Stated exercise:
Do not include the pictures; repeat the rest of the data exactly.

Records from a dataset
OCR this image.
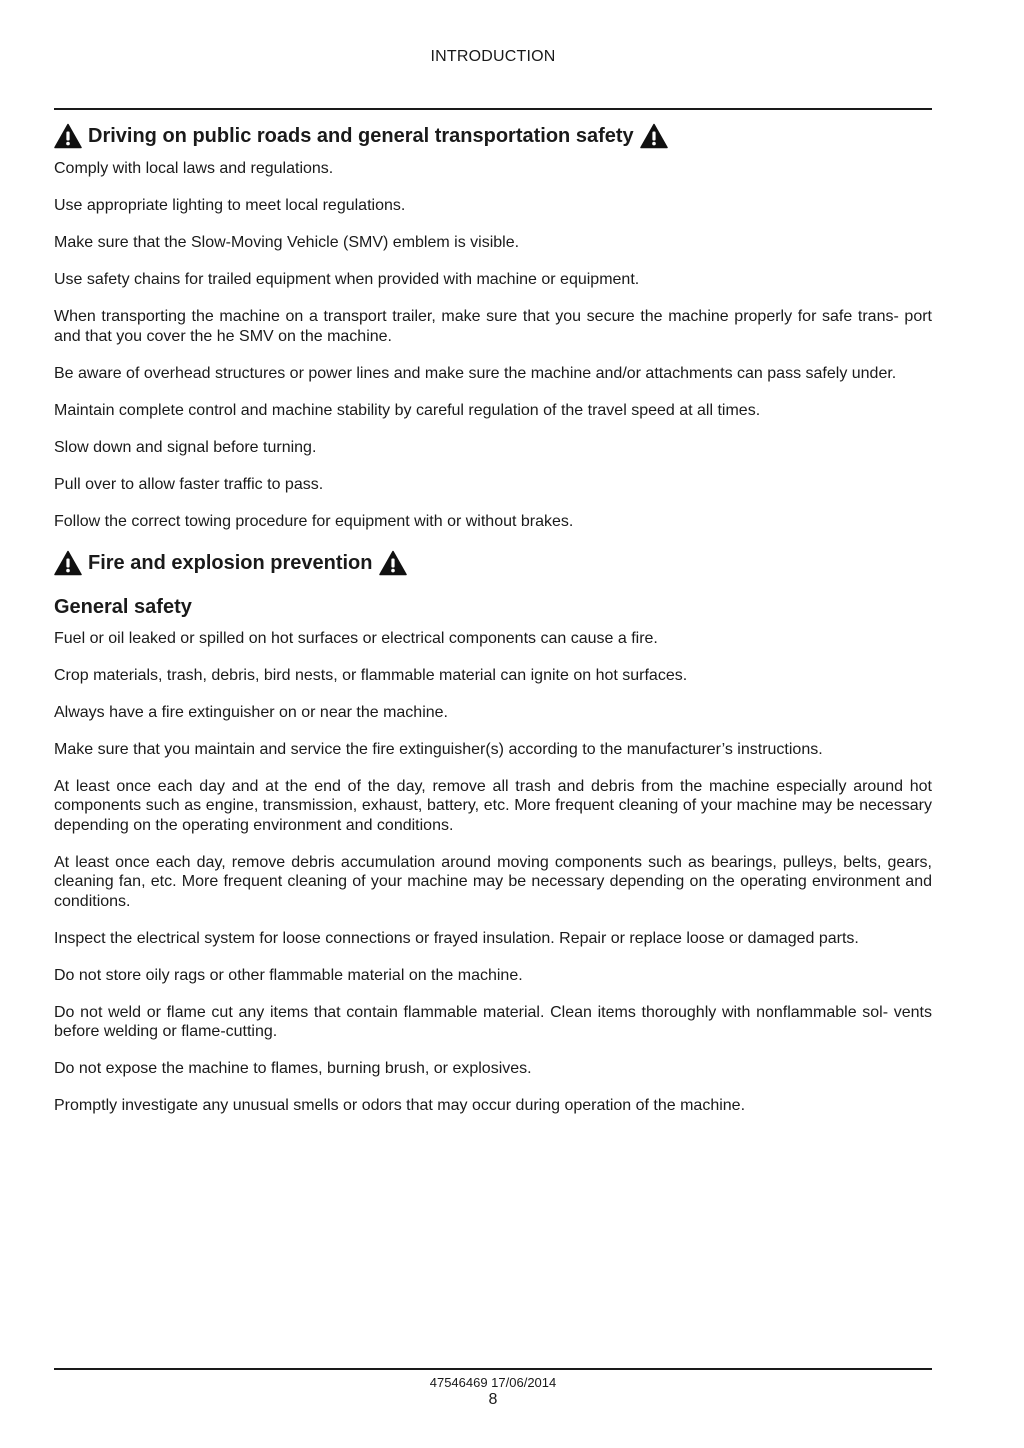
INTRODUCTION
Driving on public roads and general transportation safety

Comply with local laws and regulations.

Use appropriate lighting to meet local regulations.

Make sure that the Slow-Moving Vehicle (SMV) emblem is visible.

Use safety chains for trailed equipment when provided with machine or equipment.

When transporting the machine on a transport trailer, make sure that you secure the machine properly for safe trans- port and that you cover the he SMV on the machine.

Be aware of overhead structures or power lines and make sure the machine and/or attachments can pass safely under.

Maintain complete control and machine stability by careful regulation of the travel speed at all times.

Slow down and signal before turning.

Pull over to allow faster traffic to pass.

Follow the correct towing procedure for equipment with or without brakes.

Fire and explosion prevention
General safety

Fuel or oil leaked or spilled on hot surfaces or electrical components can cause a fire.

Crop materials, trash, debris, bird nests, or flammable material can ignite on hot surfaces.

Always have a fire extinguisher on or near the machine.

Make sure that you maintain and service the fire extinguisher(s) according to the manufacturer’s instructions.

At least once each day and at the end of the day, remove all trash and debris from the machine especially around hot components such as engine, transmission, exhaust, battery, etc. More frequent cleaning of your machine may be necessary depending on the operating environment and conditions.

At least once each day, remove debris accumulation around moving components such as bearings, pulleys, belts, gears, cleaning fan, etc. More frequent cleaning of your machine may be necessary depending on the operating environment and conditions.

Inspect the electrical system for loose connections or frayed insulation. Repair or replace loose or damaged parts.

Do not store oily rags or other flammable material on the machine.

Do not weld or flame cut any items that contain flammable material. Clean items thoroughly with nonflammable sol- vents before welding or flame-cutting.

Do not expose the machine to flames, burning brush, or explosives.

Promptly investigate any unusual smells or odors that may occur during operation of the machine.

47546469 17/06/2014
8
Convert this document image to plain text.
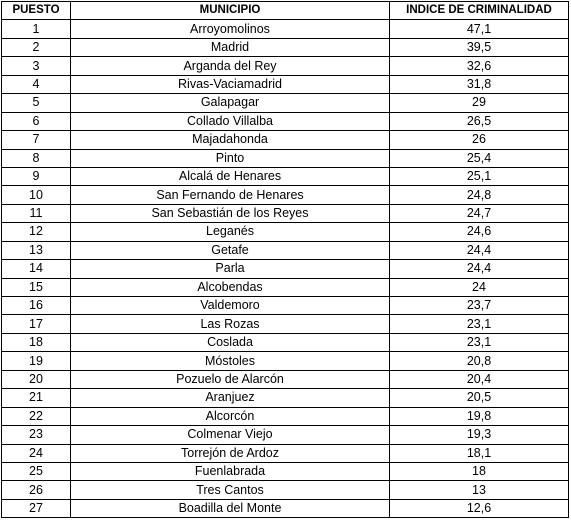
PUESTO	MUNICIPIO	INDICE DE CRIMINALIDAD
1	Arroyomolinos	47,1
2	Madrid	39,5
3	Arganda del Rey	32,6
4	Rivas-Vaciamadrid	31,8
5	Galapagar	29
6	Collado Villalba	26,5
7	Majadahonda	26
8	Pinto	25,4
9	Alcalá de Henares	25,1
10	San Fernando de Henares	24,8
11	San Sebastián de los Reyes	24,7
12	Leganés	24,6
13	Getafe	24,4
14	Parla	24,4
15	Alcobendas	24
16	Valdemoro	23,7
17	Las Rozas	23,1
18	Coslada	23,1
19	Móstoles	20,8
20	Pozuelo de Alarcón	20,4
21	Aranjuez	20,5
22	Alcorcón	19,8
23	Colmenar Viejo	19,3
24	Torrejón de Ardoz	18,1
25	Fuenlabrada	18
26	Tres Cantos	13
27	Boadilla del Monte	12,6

Reply:
OCR this image.
INTRODUCTION
Driving on public roads and general transportation safety

Comply with local laws and regulations.

Use appropriate lighting to meet local regulations.

Make sure that the Slow-Moving Vehicle (SMV) emblem is visible.

Use safety chains for trailed equipment when provided with machine or equipment.

When transporting the machine on a transport trailer, make sure that you secure the machine properly for safe trans- port and that you cover the he SMV on the machine.

Be aware of overhead structures or power lines and make sure the machine and/or attachments can pass safely under.

Maintain complete control and machine stability by careful regulation of the travel speed at all times.

Slow down and signal before turning.

Pull over to allow faster traffic to pass.

Follow the correct towing procedure for equipment with or without brakes.

Fire and explosion prevention
General safety

Fuel or oil leaked or spilled on hot surfaces or electrical components can cause a fire.

Crop materials, trash, debris, bird nests, or flammable material can ignite on hot surfaces.

Always have a fire extinguisher on or near the machine.

Make sure that you maintain and service the fire extinguisher(s) according to the manufacturer’s instructions.

At least once each day and at the end of the day, remove all trash and debris from the machine especially around hot components such as engine, transmission, exhaust, battery, etc. More frequent cleaning of your machine may be necessary depending on the operating environment and conditions.

At least once each day, remove debris accumulation around moving components such as bearings, pulleys, belts, gears, cleaning fan, etc. More frequent cleaning of your machine may be necessary depending on the operating environment and conditions.

Inspect the electrical system for loose connections or frayed insulation. Repair or replace loose or damaged parts.

Do not store oily rags or other flammable material on the machine.

Do not weld or flame cut any items that contain flammable material. Clean items thoroughly with nonflammable sol- vents before welding or flame-cutting.

Do not expose the machine to flames, burning brush, or explosives.

Promptly investigate any unusual smells or odors that may occur during operation of the machine.

47546469 17/06/2014
8
Convert this document image to plain text.
PUESTO	MUNICIPIO	INDICE DE CRIMINALIDAD
1	Arroyomolinos	47,1
2	Madrid	39,5
3	Arganda del Rey	32,6
4	Rivas-Vaciamadrid	31,8
5	Galapagar	29
6	Collado Villalba	26,5
7	Majadahonda	26
8	Pinto	25,4
9	Alcalá de Henares	25,1
10	San Fernando de Henares	24,8
11	San Sebastián de los Reyes	24,7
12	Leganés	24,6
13	Getafe	24,4
14	Parla	24,4
15	Alcobendas	24
16	Valdemoro	23,7
17	Las Rozas	23,1
18	Coslada	23,1
19	Móstoles	20,8
20	Pozuelo de Alarcón	20,4
21	Aranjuez	20,5
22	Alcorcón	19,8
23	Colmenar Viejo	19,3
24	Torrejón de Ardoz	18,1
25	Fuenlabrada	18
26	Tres Cantos	13
27	Boadilla del Monte	12,6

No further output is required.